Spatial annotation entries
----------
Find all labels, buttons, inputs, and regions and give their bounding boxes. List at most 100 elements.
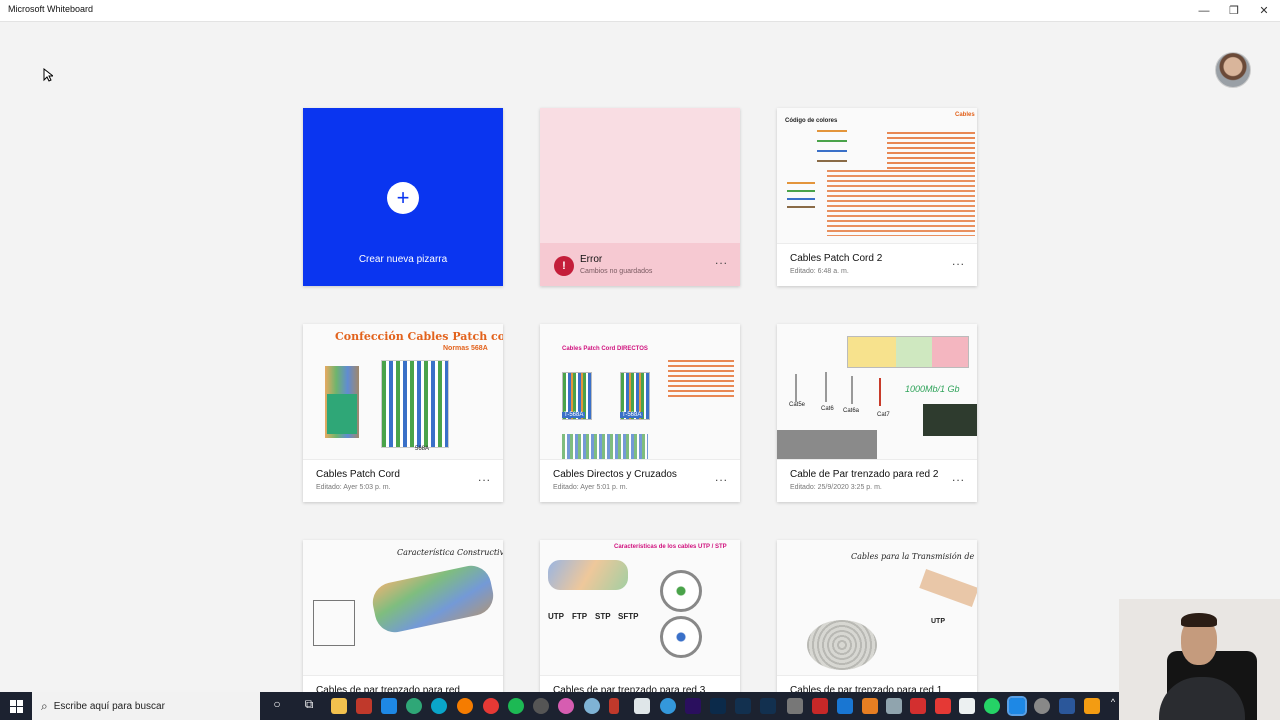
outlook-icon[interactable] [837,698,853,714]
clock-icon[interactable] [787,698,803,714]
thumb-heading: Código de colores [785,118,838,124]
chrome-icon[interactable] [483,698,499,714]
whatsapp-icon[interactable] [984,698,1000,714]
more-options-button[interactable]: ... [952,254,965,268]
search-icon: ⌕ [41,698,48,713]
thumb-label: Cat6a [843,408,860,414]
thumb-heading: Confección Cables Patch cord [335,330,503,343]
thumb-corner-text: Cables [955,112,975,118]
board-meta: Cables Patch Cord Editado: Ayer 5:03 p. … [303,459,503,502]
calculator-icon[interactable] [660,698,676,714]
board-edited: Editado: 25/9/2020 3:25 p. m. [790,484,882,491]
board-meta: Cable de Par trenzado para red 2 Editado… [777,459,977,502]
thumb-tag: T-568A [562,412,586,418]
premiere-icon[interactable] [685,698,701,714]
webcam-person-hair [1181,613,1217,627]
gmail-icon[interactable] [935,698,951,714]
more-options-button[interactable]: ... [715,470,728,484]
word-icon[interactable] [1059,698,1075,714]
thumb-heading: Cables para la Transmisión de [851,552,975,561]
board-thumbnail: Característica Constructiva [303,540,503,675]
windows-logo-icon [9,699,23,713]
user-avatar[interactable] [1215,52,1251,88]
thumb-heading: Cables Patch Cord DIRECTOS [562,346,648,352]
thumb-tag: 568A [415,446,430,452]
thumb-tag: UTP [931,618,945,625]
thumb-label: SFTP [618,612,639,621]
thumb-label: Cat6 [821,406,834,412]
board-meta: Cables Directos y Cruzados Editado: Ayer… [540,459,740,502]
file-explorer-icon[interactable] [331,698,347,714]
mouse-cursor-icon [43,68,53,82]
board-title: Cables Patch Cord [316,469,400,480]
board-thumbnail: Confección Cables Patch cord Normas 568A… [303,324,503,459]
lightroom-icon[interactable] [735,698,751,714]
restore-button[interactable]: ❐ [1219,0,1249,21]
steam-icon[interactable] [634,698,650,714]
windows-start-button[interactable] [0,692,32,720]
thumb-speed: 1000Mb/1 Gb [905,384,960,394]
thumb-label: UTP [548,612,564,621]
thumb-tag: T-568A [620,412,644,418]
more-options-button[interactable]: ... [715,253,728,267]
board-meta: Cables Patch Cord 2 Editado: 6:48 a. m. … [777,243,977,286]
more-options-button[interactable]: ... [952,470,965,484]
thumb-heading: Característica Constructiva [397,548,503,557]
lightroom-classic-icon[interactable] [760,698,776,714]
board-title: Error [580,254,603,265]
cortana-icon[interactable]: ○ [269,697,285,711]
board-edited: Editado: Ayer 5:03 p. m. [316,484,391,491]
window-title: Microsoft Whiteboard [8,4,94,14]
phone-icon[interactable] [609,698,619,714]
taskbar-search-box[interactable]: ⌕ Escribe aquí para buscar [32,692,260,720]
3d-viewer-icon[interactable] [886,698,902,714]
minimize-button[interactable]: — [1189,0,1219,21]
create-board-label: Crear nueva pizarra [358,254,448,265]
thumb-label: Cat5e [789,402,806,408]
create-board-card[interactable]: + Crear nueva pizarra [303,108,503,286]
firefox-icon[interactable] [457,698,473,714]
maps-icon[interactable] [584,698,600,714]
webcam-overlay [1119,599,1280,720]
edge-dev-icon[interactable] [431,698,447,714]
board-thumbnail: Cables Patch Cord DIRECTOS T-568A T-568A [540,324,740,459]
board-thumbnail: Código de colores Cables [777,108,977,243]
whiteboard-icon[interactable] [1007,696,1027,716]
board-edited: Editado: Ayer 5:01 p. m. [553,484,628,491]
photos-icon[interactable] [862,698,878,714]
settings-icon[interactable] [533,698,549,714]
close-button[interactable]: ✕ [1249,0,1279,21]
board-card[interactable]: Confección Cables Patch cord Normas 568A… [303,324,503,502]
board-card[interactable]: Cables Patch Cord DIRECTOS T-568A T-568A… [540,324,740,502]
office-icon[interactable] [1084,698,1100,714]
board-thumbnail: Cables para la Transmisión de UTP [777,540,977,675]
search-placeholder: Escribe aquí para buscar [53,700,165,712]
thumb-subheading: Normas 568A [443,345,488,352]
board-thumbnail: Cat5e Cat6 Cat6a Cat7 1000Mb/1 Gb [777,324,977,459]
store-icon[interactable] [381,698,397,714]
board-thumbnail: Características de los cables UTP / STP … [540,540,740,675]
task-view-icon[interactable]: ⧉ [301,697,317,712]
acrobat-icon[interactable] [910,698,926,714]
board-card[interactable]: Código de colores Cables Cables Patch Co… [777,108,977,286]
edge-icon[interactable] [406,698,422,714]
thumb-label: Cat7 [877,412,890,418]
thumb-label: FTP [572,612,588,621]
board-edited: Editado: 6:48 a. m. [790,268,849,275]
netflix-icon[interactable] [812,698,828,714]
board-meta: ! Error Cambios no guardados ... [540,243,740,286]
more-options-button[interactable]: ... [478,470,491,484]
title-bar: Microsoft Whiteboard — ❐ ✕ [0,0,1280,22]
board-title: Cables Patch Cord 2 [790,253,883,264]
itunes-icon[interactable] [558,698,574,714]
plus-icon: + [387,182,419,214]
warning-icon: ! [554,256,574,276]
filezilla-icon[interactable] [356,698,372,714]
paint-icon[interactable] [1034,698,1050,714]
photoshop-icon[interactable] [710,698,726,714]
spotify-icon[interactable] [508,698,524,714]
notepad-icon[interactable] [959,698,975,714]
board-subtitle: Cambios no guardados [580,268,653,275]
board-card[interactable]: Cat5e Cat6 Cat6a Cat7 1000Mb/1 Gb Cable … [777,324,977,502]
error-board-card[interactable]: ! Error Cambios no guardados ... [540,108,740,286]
----------
_SET PROBLEM_:
Put every line of the material above into a Markdown table with the columns Row and Line, numbering the rows and skipping any blank lines. Leave the pictures out.

_RESULT OF THE TASK_:
| Row | Line |
|---|---|
| 1 | Find all labels, buttons, inputs, and regions and give their bounding boxes. List at most 100 elements. |
| 2 | outlook-icon[interactable] [837,698,853,714] |
| 3 | clock-icon[interactable] [787,698,803,714] |
| 4 | thumb-heading: Código de colores [785,118,838,124] |
| 5 | chrome-icon[interactable] [483,698,499,714] |
| 6 | whatsapp-icon[interactable] [984,698,1000,714] |
| 7 | more-options-button[interactable]: ... [952,254,965,268] |
| 8 | search-icon: ⌕ [41,698,48,713] |
| 9 | thumb-label: Cat6a [843,408,860,414] |
| 10 | thumb-heading: Confección Cables Patch cord [335,330,503,343] |
| 11 | thumb-corner-text: Cables [955,112,975,118] |
| 12 | board-meta: Cables Patch Cord Editado: Ayer 5:03 p. … [303,459,503,502] |
| 13 | calculator-icon[interactable] [660,698,676,714] |
| 14 | board-edited: Editado: 25/9/2020 3:25 p. m. [790,484,882,491] |
| 15 | board-meta: Cable de Par trenzado para red 2 Editado… [777,459,977,502] |
| 16 | thumb-tag: T-568A [562,412,586,418] |
| 17 | premiere-icon[interactable] [685,698,701,714] |
| 18 | webcam-person-hair [1181,613,1217,627] |
| 19 | gmail-icon[interactable] [935,698,951,714] |
| 20 | more-options-button[interactable]: ... [715,470,728,484] |
| 21 | word-icon[interactable] [1059,698,1075,714] |
| 22 | thumb-heading: Cables para la Transmisión de [851,552,975,561] |
| 23 | board-thumbnail: Característica Constructiva [303,540,503,675] |
| 24 | windows-logo-icon [9,699,23,713] |
| 25 | user-avatar[interactable] [1215,52,1251,88] |
| 26 | thumb-heading: Cables Patch Cord DIRECTOS [562,346,648,352] |
| 27 | thumb-tag: 568A [415,446,430,452] |
| 28 | thumb-tag: UTP [931,618,945,625] |
| 29 | thumb-label: SFTP [618,612,639,621] |
| 30 | thumb-label: Cat6 [821,406,834,412] |
| 31 | board-meta: Cables Directos y Cruzados Editado: Ayer… [540,459,740,502] |
| 32 | file-explorer-icon[interactable] [331,698,347,714] |
| 33 | mouse-cursor-icon [43,68,53,82] |
| 34 | board-title: Cables Patch Cord [316,469,400,480] |
| 35 | board-thumbnail: Confección Cables Patch cord Normas 568A… [303,324,503,459] |
| 36 | lightroom-icon[interactable] [735,698,751,714] |
| 37 | restore-button[interactable]: ❐ [1219,0,1249,21] |
| 38 | steam-icon[interactable] [634,698,650,714] |
| 39 | windows-start-button[interactable] [0,692,32,720] |
| 40 | thumb-speed: 1000Mb/1 Gb [905,384,960,394] |
| 41 | thumb-label: UTP [548,612,564,621] |
| 42 | thumb-tag: T-568A [620,412,644,418] |
| 43 | more-options-button[interactable]: ... [715,253,728,267] |
| 44 | board-meta: Cables Patch Cord 2 Editado: 6:48 a. m. … [777,243,977,286] |
| 45 | more-options-button[interactable]: ... [952,470,965,484] |
| 46 | thumb-heading: Característica Constructiva [397,548,503,557] |
| 47 | lightroom-classic-icon[interactable] [760,698,776,714] |
| 48 | board-title: Error [580,254,603,265] |
| 49 | cortana-icon[interactable]: ○ [269,697,285,711] |
| 50 | board-edited: Editado: Ayer 5:03 p. m. [316,484,391,491] |
| 51 | window-title: Microsoft Whiteboard [8,4,94,14] |
| 52 | phone-icon[interactable] [609,698,619,714] |
| 53 | taskbar-search-box[interactable]: ⌕ Escribe aquí para buscar [32,692,260,720] |
| 54 | 3d-viewer-icon[interactable] [886,698,902,714] |
| 55 | minimize-button[interactable]: — [1189,0,1219,21] |
| 56 | create-board-label: Crear nueva pizarra [358,254,448,265] |
| 57 | thumb-label: Cat5e [789,402,806,408] |
| 58 | create-board-card[interactable]: + Crear nueva pizarra [303,108,503,286] |
| 59 | firefox-icon[interactable] [457,698,473,714] |
| 60 | maps-icon[interactable] [584,698,600,714] |
| 61 | webcam-overlay [1119,599,1280,720] |
| 62 | edge-dev-icon[interactable] [431,698,447,714] |
| 63 | board-thumbnail: Cables Patch Cord DIRECTOS T-568A T-568A [540,324,740,459] |
| 64 | board-thumbnail: Código de colores Cables [777,108,977,243] |
| 65 | whiteboard-icon[interactable] [1007,696,1027,716] |
| 66 | board-edited: Editado: Ayer 5:01 p. m. [553,484,628,491] |
| 67 | photos-icon[interactable] [862,698,878,714] |
| 68 | settings-icon[interactable] [533,698,549,714] |
| 69 | close-button[interactable]: ✕ [1249,0,1279,21] |
| 70 | board-card[interactable]: Confección Cables Patch cord Normas 568A… [303,324,503,502] |
| 71 | board-card[interactable]: Cables Patch Cord DIRECTOS T-568A T-568A… [540,324,740,502] |
| 72 | office-icon[interactable] [1084,698,1100,714] |
| 73 | board-thumbnail: Cables para la Transmisión de UTP [777,540,977,675] |
| 74 | search-placeholder: Escribe aquí para buscar [53,700,165,712] |
| 75 | thumb-subheading: Normas 568A [443,345,488,352] |
| 76 | board-thumbnail: Cat5e Cat6 Cat6a Cat7 1000Mb/1 Gb [777,324,977,459] |
| 77 | store-icon[interactable] [381,698,397,714] |
| 78 | board-thumbnail: Características de los cables UTP / STP … [540,540,740,675] |
| 79 | task-view-icon[interactable]: ⧉ [301,697,317,712] |
| 80 | acrobat-icon[interactable] [910,698,926,714] |
| 81 | board-card[interactable]: Código de colores Cables Cables Patch Co… [777,108,977,286] |
| 82 | edge-icon[interactable] [406,698,422,714] |
| 83 | thumb-label: Cat7 [877,412,890,418] |
| 84 | thumb-label: FTP [572,612,588,621] |
| 85 | board-edited: Editado: 6:48 a. m. [790,268,849,275] |
| 86 | netflix-icon[interactable] [812,698,828,714] |
| 87 | board-meta: ! Error Cambios no guardados ... [540,243,740,286] |
| 88 | more-options-button[interactable]: ... [478,470,491,484] |
| 89 | title-bar: Microsoft Whiteboard — ❐ ✕ [0,0,1280,22] |
| 90 | board-title: Cables Patch Cord 2 [790,253,883,264] |
| 91 | itunes-icon[interactable] [558,698,574,714] |
| 92 | plus-icon: + [387,182,419,214] |
| 93 | warning-icon: ! [554,256,574,276] |
| 94 | filezilla-icon[interactable] [356,698,372,714] |
| 95 | paint-icon[interactable] [1034,698,1050,714] |
| 96 | photoshop-icon[interactable] [710,698,726,714] |
| 97 | spotify-icon[interactable] [508,698,524,714] |
| 98 | notepad-icon[interactable] [959,698,975,714] |
| 99 | board-subtitle: Cambios no guardados [580,268,653,275] |
| 100 | board-card[interactable]: Cat5e Cat6 Cat6a Cat7 1000Mb/1 Gb Cable … [777,324,977,502] |
| 101 | error-board-card[interactable]: ! Error Cambios no guardados ... [540,108,740,286] |